■ Instructions for the task:
Copy each line of the entries that contains the word "color".

■ Records about charts and figures:
——————
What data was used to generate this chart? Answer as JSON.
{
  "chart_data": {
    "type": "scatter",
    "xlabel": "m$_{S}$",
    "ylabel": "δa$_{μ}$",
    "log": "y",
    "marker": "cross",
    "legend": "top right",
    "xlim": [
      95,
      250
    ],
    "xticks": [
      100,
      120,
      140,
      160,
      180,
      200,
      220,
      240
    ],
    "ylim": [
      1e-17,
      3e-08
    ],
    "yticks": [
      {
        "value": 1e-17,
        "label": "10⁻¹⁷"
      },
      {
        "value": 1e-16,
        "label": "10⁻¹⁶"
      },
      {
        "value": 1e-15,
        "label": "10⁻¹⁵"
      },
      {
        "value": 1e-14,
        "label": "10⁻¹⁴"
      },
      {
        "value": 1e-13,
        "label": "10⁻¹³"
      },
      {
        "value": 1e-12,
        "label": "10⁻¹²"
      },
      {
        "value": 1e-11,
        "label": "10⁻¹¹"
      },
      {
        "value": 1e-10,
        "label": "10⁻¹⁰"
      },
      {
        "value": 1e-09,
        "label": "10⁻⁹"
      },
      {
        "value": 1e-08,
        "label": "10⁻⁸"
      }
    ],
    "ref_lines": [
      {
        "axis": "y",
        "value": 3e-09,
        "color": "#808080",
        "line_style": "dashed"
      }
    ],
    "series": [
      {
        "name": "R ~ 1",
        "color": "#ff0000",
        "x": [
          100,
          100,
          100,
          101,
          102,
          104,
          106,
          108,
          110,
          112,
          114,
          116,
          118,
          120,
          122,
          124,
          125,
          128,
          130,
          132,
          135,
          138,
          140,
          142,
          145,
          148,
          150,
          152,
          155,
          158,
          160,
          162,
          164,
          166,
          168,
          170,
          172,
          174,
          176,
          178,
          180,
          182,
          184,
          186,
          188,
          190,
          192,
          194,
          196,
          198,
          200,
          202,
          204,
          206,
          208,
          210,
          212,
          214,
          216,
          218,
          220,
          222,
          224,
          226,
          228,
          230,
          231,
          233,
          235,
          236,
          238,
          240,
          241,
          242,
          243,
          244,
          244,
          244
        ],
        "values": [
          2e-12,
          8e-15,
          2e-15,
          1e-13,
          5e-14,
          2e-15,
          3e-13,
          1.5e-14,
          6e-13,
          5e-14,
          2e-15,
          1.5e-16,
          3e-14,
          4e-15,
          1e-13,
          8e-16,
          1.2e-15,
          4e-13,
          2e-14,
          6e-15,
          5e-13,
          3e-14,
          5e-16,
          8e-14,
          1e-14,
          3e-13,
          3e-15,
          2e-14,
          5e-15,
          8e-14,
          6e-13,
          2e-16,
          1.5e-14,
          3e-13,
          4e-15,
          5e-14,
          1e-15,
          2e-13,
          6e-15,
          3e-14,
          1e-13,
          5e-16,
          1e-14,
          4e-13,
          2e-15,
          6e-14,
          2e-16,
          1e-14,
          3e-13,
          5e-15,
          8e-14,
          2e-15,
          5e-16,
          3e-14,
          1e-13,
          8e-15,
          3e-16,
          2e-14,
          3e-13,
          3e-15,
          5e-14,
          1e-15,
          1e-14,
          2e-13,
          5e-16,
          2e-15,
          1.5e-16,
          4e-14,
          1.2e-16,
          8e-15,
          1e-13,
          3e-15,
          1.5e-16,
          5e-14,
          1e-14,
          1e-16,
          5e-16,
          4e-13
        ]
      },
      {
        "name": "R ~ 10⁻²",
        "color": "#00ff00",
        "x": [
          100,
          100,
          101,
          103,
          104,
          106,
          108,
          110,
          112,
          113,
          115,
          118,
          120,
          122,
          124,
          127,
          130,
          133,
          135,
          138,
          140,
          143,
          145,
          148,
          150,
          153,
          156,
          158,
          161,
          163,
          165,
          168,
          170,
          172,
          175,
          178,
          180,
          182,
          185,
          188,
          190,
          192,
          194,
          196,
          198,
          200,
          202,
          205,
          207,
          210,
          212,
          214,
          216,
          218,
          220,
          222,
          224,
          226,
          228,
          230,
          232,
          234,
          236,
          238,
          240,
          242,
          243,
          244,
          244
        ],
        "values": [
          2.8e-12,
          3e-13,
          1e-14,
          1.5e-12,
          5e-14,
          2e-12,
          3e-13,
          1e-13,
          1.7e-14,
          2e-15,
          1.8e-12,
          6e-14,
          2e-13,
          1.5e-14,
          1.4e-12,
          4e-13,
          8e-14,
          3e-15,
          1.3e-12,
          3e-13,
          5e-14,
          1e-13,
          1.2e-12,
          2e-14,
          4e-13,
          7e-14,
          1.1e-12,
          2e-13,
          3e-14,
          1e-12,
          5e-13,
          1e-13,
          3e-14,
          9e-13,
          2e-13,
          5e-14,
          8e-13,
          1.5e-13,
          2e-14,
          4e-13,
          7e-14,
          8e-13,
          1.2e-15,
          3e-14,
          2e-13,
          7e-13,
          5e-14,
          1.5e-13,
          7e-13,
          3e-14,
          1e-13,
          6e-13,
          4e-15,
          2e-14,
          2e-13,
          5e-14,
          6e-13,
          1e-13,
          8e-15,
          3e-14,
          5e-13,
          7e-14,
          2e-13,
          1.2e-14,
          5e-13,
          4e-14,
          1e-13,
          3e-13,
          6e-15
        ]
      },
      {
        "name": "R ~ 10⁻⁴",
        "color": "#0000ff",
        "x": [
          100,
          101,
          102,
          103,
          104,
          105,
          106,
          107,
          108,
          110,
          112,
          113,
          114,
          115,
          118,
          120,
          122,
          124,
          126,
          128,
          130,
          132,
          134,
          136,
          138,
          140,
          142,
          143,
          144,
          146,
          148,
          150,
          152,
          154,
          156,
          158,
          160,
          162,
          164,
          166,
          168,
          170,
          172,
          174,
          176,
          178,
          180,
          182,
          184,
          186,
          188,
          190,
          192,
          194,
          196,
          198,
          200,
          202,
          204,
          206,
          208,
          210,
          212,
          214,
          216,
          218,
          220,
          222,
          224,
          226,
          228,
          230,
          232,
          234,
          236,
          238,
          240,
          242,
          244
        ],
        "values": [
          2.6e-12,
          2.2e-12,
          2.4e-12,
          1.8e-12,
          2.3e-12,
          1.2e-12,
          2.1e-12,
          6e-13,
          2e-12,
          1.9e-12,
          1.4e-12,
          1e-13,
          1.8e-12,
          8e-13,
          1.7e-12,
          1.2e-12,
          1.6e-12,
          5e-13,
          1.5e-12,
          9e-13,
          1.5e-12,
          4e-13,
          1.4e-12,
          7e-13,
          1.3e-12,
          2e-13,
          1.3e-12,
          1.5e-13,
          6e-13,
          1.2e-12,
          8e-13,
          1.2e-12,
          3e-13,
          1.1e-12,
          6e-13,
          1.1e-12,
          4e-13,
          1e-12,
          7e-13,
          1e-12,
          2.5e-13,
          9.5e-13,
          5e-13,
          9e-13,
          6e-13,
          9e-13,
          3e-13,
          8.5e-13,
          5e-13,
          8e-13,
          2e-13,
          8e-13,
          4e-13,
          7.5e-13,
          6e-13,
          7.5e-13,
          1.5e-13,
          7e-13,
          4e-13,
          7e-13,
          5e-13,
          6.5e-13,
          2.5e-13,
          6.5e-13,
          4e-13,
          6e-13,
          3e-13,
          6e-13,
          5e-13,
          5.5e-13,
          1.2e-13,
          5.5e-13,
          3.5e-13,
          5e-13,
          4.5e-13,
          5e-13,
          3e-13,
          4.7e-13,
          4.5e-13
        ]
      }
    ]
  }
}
——————
■ Solution to this exercise:
        "color": "#808080",
        "color": "#ff0000",
        "color": "#00ff00",
        "color": "#0000ff",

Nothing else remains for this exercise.